What is expected: For each line in the data below that holds "name", return a copy.

Source records:
--- start ---

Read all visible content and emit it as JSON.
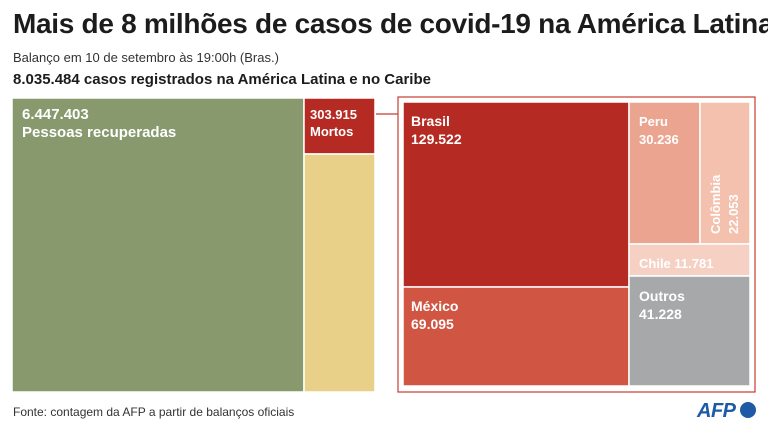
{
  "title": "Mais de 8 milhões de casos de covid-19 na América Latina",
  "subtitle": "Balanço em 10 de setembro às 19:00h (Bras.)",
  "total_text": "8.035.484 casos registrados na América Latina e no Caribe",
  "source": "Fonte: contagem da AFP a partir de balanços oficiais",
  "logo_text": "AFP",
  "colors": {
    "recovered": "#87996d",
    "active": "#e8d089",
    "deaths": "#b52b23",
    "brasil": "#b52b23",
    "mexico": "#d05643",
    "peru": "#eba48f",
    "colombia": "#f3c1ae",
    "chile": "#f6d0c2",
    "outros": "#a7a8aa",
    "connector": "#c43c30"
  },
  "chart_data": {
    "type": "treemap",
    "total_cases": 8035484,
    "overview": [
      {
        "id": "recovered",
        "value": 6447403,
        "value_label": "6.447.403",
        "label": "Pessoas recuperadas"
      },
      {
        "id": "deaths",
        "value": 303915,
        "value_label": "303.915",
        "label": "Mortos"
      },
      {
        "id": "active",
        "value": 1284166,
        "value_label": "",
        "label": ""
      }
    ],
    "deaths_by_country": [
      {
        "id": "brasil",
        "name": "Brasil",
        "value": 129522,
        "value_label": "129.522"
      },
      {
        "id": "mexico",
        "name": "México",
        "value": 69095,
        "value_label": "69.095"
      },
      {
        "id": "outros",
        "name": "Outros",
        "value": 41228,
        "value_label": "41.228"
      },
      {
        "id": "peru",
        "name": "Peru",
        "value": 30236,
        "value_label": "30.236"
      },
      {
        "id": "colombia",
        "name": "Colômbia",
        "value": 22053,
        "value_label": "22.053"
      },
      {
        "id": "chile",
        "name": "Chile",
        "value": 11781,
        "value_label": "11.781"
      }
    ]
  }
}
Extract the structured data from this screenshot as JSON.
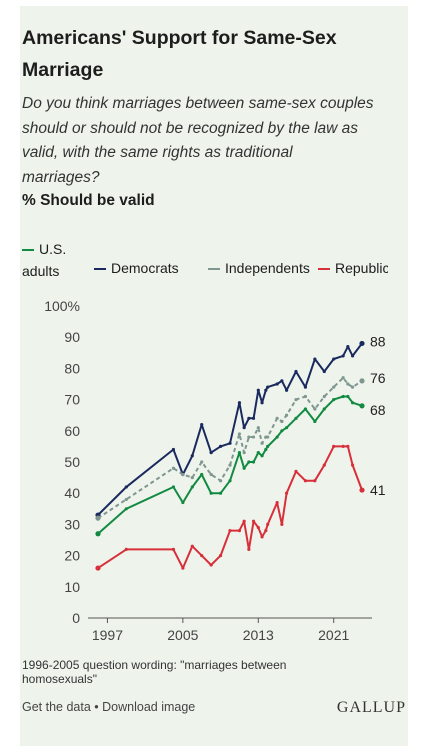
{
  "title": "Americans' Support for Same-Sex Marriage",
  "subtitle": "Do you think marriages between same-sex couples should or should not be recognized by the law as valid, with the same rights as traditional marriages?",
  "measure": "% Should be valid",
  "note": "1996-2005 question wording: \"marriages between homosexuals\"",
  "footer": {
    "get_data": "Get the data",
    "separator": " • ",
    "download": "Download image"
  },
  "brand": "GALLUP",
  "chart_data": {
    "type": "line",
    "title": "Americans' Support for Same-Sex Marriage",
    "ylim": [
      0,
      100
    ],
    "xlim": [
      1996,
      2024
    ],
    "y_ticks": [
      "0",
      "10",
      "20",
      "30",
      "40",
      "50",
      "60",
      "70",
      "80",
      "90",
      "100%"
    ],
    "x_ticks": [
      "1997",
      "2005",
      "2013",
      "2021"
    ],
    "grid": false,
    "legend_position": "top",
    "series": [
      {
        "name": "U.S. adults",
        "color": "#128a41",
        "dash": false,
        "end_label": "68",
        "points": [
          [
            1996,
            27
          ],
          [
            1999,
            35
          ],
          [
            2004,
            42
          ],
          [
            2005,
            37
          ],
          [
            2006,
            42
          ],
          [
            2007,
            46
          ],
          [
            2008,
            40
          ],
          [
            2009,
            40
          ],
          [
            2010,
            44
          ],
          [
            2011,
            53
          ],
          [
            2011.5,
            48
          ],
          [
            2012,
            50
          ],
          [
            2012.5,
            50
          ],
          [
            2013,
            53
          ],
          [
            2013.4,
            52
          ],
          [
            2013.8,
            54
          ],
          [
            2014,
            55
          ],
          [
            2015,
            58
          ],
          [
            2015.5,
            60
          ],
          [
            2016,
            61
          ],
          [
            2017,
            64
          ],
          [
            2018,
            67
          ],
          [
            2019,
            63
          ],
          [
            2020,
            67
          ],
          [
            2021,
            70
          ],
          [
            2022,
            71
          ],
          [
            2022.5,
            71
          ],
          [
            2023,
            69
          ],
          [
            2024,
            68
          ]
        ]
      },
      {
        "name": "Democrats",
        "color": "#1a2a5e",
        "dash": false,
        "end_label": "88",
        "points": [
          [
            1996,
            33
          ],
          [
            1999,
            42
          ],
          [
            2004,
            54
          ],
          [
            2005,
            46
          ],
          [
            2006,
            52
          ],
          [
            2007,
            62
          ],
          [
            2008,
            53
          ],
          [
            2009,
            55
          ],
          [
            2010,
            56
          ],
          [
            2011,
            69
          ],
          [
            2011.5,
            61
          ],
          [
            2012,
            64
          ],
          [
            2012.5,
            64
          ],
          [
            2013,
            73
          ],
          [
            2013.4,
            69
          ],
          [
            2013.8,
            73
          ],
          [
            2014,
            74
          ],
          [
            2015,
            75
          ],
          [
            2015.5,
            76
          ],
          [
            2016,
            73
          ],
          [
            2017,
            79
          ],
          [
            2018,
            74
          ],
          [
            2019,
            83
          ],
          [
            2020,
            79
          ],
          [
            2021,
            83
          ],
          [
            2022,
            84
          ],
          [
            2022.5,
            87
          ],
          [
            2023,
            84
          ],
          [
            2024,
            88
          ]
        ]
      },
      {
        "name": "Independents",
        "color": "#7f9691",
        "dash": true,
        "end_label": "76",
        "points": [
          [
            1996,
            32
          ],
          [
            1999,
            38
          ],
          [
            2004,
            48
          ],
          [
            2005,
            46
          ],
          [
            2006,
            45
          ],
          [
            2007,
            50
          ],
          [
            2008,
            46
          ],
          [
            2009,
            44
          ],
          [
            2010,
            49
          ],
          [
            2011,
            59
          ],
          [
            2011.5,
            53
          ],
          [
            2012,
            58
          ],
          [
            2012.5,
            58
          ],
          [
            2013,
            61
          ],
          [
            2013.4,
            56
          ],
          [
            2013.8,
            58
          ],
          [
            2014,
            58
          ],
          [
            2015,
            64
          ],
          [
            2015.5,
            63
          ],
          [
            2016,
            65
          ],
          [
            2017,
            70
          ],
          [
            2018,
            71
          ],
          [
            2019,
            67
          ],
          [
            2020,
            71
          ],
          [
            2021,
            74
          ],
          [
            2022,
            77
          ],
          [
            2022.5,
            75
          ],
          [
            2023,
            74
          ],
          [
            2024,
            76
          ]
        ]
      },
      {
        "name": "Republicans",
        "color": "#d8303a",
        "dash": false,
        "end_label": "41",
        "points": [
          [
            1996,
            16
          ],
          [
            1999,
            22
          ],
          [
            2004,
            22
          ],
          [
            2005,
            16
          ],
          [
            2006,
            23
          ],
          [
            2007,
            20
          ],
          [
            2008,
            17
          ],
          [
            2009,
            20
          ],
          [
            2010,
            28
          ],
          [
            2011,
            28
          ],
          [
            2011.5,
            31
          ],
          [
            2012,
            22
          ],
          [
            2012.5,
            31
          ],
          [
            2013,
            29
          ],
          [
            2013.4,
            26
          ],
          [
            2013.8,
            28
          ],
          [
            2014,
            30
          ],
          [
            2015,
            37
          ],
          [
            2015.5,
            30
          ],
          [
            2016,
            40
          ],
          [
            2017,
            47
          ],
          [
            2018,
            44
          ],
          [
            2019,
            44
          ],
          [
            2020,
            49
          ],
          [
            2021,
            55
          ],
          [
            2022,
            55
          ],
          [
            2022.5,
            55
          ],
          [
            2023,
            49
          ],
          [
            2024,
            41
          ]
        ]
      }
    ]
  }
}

--- end ---

Exercise result:
        "name": "Brasil",
        "name": "México",
        "name": "Outros",
        "name": "Peru",
        "name": "Colômbia",
        "name": "Chile",
        "name": "U.S. adults",
        "name": "Democrats",
        "name": "Independents",
        "name": "Republicans",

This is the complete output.